== Extract provided ==

Catalogic Software is spinning off CloudCasa as an independent company to focus on cloud-native technologies and market, while Catalogic will continue to serve the traditional market. But why is Catalogic planning to make the company fully independent when we are seeing consolidation where traditional players are acquiring cloud-native start-ups? In this episode of TFiR: Newsroom, Sathya Sankaran, Chief Operating Officer of CloudCasa by Catalogic, joins Swapnil Bhartiya to talk about the motivation behind this decision and how it puts CloudCasa in a unique and powerful position in the market against heavyweights like Kasten by Veeam.
Here are some of the highlights of our discussion:
- The primary driver of the spinoff is to get focus within the organization. In many ways, CloudCasa and Catalogic were already operating as completely two separate business units:
– They have no shared IP.
– They have dedicated teams to their products.
– They haven’t operated under one roof in the last 2.5 years.
– Catalogic with its DPX product line is focused on Windows and Linux and file shares, they are going to focus on the cybersecurity angle, which is to drive the god-mode offerings such as early detection of ransomware and rolling back of the files that are impacted by ransomware.
– CloudCasa is going to focus on the cloud-native opportunity.
– They have different customer profiles. The Catalogic customer base is very heavy on Windows, Linux, and file shares, which are not the customers that are making the transition to Kubernetes.
- Not every application running in the cloud is cloud native. In steady state, it can be made cloud native because part of running everything in the cloud is to effectively utilize the resources you have available. There will be a lot of efficiency changes and it will lead to re-platforming. Kubernetes is in prime spot because it is already evolving as the OS for the cloud.
- For cloud-native workloads running on the Kubernetes platform, CloudCasa is looking to add value by providing mobility, resilience, and protection for data.

===

**What is required:**
Pick up the piece on the CloudCasa spinoff from Catalogic where it stops, and continue it in the same style.

== Available data ==

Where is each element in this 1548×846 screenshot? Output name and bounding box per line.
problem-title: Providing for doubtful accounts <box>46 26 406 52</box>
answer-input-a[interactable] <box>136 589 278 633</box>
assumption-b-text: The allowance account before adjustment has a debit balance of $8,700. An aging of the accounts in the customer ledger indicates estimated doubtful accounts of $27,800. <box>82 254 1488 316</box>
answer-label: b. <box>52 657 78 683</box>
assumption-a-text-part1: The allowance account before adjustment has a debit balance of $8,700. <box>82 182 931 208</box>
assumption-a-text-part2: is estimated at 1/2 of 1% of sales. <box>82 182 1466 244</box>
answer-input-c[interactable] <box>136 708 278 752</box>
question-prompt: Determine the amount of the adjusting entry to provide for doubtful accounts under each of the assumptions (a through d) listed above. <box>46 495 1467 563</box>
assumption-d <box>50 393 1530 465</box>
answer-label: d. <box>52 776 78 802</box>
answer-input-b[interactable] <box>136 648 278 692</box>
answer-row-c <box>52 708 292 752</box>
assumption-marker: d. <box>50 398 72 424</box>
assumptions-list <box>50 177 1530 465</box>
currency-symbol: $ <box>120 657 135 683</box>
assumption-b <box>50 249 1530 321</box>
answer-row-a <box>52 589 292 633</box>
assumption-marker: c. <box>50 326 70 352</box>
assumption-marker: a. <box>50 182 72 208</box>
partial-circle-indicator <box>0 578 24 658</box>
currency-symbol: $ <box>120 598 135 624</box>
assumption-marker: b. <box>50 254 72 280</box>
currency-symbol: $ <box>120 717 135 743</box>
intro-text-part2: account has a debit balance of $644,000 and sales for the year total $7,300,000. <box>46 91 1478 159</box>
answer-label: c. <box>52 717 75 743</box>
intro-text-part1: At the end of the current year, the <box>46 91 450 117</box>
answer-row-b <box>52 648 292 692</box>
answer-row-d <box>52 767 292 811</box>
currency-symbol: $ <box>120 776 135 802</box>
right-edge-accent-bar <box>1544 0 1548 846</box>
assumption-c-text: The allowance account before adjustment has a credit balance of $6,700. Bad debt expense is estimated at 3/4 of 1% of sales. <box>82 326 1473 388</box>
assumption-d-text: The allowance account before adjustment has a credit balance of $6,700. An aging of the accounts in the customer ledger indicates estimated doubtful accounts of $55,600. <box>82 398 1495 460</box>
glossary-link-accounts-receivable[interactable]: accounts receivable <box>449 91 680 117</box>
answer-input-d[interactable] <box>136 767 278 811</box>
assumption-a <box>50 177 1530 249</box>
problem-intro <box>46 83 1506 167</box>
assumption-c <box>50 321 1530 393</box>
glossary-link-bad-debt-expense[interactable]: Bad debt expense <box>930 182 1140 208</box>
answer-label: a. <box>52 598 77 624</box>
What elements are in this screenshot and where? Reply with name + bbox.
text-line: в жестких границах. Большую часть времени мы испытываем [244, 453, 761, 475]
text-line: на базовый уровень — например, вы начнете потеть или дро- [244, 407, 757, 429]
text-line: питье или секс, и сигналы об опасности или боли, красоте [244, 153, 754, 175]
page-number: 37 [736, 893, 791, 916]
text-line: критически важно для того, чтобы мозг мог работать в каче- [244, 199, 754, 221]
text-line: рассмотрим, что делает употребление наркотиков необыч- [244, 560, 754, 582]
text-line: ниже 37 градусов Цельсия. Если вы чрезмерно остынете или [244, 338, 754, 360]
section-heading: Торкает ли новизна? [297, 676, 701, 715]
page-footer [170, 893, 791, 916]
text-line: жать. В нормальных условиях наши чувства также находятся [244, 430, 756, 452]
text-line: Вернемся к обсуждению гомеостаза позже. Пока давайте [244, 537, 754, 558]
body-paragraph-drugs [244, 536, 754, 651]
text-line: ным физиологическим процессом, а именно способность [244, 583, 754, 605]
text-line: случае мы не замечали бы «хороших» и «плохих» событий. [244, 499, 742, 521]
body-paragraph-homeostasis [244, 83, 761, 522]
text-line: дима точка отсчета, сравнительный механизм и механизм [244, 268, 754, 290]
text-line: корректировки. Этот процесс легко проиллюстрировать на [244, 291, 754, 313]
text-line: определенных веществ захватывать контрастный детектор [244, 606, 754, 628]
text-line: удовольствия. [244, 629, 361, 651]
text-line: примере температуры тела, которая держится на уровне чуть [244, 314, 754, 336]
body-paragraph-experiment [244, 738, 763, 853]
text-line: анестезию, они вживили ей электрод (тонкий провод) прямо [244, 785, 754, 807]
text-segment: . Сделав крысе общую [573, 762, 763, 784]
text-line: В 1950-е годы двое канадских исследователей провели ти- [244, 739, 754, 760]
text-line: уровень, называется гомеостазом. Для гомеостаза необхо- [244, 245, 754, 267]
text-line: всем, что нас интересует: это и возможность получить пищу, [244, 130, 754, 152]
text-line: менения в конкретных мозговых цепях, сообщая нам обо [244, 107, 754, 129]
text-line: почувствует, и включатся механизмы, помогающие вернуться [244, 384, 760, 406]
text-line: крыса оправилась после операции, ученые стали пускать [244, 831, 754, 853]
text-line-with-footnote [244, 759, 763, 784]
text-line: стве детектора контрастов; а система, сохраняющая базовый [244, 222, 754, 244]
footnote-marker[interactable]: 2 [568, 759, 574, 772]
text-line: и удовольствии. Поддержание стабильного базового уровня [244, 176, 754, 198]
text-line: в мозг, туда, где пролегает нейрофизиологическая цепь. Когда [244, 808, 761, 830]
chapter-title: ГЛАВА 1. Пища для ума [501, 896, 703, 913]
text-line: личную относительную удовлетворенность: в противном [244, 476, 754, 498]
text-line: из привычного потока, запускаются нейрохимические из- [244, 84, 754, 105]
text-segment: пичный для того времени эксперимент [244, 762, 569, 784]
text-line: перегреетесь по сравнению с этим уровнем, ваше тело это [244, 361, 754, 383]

===

**Exercise output:**
- 80% of Kubernetes users are moving to a SaaS model or a hosted Kubernetes engine model because by nature, Kubernetes is a very powerful and flexible framework, but it is also complex. Users want the complexity to be handled by the professionals in the cloud provider so they can focus on running their workload on that provider.
- Part of CloudCasa’s focus as an independent organization is going to be not just in remaining a commercial business, but also becoming friends of open source—not free and open source—and provide value to what’s missing in that community. There is a big customer base (~1 million clusters) sitting in the free and open-source tool Velero. CloudCasa wants to figure out a way to meet those users where they are and add value to what they are already running.
- Traditional backups and traditional backup windows require knowing ahead of time what is being backed up, sizing an infrastructure for it, and building an appliance for it. Being a true cloud-native company, CloudCasa has already solved that problem with auto-scaling through Kubernetes. It can scale to cloud level; no need to decide and know what needs to be backed up and how it should be sized, and how it should be structured ahead of time. Being light, nimble, flexible, and fast, it can react to demands on the flow.